> **Set problem**
Leave out the pictures and restate the rest of the data exactly.

> **Dataset entries**
START
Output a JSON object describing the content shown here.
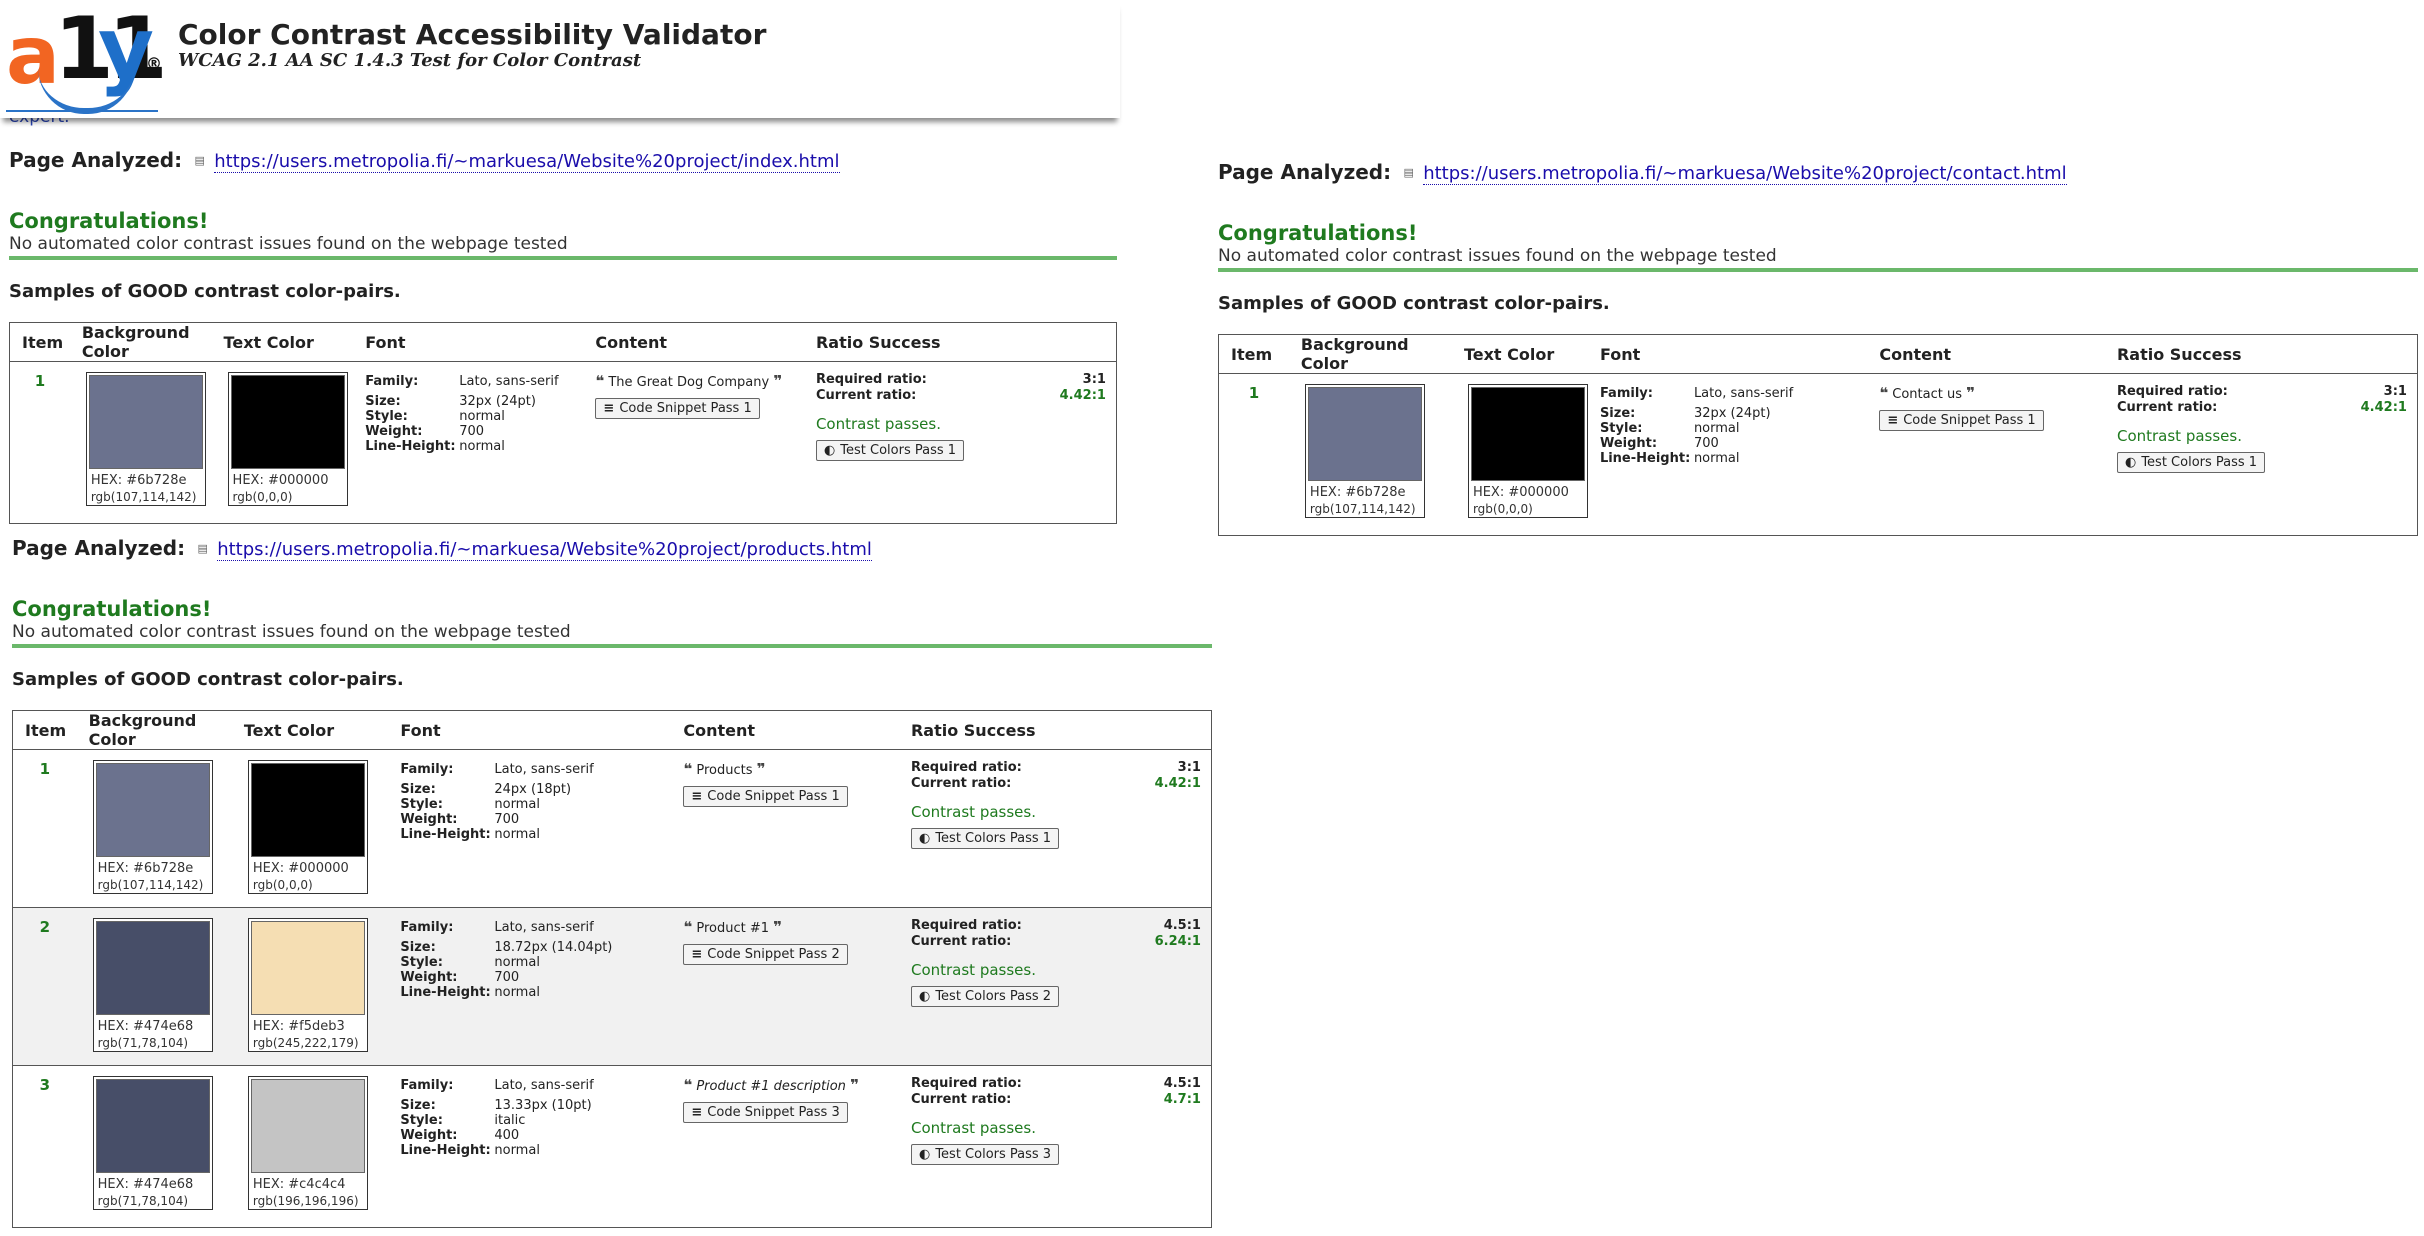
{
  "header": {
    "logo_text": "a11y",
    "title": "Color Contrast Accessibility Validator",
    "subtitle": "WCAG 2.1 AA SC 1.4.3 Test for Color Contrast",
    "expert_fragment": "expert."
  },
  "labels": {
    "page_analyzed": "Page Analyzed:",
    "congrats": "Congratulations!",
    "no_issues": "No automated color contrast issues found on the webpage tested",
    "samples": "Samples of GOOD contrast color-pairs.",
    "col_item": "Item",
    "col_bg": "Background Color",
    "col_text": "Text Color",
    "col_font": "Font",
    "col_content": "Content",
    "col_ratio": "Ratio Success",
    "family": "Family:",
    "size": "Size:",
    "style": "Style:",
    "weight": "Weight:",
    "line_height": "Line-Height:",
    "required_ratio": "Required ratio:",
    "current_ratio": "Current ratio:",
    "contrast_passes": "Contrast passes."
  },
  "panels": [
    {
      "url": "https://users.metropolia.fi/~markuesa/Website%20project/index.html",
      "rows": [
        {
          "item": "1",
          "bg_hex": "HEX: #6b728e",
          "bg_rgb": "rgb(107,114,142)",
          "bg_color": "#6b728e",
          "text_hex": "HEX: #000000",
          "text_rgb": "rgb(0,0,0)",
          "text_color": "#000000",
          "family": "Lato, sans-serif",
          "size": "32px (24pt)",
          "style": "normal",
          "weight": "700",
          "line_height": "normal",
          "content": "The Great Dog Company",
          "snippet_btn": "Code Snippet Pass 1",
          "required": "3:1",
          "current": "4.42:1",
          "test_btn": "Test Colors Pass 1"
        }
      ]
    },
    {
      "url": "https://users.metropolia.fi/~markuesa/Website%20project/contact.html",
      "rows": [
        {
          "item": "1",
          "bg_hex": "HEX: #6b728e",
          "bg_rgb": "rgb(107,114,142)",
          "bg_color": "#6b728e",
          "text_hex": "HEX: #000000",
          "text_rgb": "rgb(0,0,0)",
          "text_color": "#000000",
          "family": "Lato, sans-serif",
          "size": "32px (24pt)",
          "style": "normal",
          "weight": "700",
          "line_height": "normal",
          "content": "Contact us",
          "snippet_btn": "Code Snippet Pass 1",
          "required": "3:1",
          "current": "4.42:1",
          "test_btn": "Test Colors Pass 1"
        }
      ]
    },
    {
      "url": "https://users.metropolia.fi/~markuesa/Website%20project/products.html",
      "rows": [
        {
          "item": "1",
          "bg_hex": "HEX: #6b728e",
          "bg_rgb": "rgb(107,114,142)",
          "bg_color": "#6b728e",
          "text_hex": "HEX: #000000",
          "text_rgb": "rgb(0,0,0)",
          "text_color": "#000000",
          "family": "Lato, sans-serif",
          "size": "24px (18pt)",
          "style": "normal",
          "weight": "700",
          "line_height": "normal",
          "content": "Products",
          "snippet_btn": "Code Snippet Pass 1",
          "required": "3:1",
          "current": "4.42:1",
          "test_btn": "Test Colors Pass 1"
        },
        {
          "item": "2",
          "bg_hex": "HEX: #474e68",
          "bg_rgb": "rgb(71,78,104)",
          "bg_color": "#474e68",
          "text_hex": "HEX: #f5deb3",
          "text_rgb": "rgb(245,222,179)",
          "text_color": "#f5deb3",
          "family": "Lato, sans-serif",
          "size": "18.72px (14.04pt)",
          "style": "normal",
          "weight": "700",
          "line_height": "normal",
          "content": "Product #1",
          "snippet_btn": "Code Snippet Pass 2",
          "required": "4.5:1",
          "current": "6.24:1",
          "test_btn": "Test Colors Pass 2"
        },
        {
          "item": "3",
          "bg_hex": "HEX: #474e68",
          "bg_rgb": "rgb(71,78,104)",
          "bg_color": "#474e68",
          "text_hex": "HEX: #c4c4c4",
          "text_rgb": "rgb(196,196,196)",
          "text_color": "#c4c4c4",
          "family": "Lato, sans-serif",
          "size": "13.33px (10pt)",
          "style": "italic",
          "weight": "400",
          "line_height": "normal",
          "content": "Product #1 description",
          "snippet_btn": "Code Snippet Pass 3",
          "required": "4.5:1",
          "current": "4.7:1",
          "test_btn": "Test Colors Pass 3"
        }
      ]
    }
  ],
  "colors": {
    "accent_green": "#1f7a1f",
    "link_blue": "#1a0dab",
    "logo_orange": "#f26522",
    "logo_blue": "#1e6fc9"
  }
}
END
> **Correct response**
Output a JSON object describing the content shown here.
{
  "header": {
    "logo_text": "a11y",
    "title": "Color Contrast Accessibility Validator",
    "subtitle": "WCAG 2.1 AA SC 1.4.3 Test for Color Contrast",
    "expert_fragment": "expert."
  },
  "labels": {
    "page_analyzed": "Page Analyzed:",
    "congrats": "Congratulations!",
    "no_issues": "No automated color contrast issues found on the webpage tested",
    "samples": "Samples of GOOD contrast color-pairs.",
    "col_item": "Item",
    "col_bg": "Background Color",
    "col_text": "Text Color",
    "col_font": "Font",
    "col_content": "Content",
    "col_ratio": "Ratio Success",
    "family": "Family:",
    "size": "Size:",
    "style": "Style:",
    "weight": "Weight:",
    "line_height": "Line-Height:",
    "required_ratio": "Required ratio:",
    "current_ratio": "Current ratio:",
    "contrast_passes": "Contrast passes."
  },
  "panels": [
    {
      "url": "https://users.metropolia.fi/~markuesa/Website%20project/index.html",
      "rows": [
        {
          "item": "1",
          "bg_hex": "HEX: #6b728e",
          "bg_rgb": "rgb(107,114,142)",
          "bg_color": "#6b728e",
          "text_hex": "HEX: #000000",
          "text_rgb": "rgb(0,0,0)",
          "text_color": "#000000",
          "family": "Lato, sans-serif",
          "size": "32px (24pt)",
          "style": "normal",
          "weight": "700",
          "line_height": "normal",
          "content": "The Great Dog Company",
          "snippet_btn": "Code Snippet Pass 1",
          "required": "3:1",
          "current": "4.42:1",
          "test_btn": "Test Colors Pass 1"
        }
      ]
    },
    {
      "url": "https://users.metropolia.fi/~markuesa/Website%20project/contact.html",
      "rows": [
        {
          "item": "1",
          "bg_hex": "HEX: #6b728e",
          "bg_rgb": "rgb(107,114,142)",
          "bg_color": "#6b728e",
          "text_hex": "HEX: #000000",
          "text_rgb": "rgb(0,0,0)",
          "text_color": "#000000",
          "family": "Lato, sans-serif",
          "size": "32px (24pt)",
          "style": "normal",
          "weight": "700",
          "line_height": "normal",
          "content": "Contact us",
          "snippet_btn": "Code Snippet Pass 1",
          "required": "3:1",
          "current": "4.42:1",
          "test_btn": "Test Colors Pass 1"
        }
      ]
    },
    {
      "url": "https://users.metropolia.fi/~markuesa/Website%20project/products.html",
      "rows": [
        {
          "item": "1",
          "bg_hex": "HEX: #6b728e",
          "bg_rgb": "rgb(107,114,142)",
          "bg_color": "#6b728e",
          "text_hex": "HEX: #000000",
          "text_rgb": "rgb(0,0,0)",
          "text_color": "#000000",
          "family": "Lato, sans-serif",
          "size": "24px (18pt)",
          "style": "normal",
          "weight": "700",
          "line_height": "normal",
          "content": "Products",
          "snippet_btn": "Code Snippet Pass 1",
          "required": "3:1",
          "current": "4.42:1",
          "test_btn": "Test Colors Pass 1"
        },
        {
          "item": "2",
          "bg_hex": "HEX: #474e68",
          "bg_rgb": "rgb(71,78,104)",
          "bg_color": "#474e68",
          "text_hex": "HEX: #f5deb3",
          "text_rgb": "rgb(245,222,179)",
          "text_color": "#f5deb3",
          "family": "Lato, sans-serif",
          "size": "18.72px (14.04pt)",
          "style": "normal",
          "weight": "700",
          "line_height": "normal",
          "content": "Product #1",
          "snippet_btn": "Code Snippet Pass 2",
          "required": "4.5:1",
          "current": "6.24:1",
          "test_btn": "Test Colors Pass 2"
        },
        {
          "item": "3",
          "bg_hex": "HEX: #474e68",
          "bg_rgb": "rgb(71,78,104)",
          "bg_color": "#474e68",
          "text_hex": "HEX: #c4c4c4",
          "text_rgb": "rgb(196,196,196)",
          "text_color": "#c4c4c4",
          "family": "Lato, sans-serif",
          "size": "13.33px (10pt)",
          "style": "italic",
          "weight": "400",
          "line_height": "normal",
          "content": "Product #1 description",
          "snippet_btn": "Code Snippet Pass 3",
          "required": "4.5:1",
          "current": "4.7:1",
          "test_btn": "Test Colors Pass 3"
        }
      ]
    }
  ],
  "colors": {
    "accent_green": "#1f7a1f",
    "link_blue": "#1a0dab",
    "logo_orange": "#f26522",
    "logo_blue": "#1e6fc9"
  }
}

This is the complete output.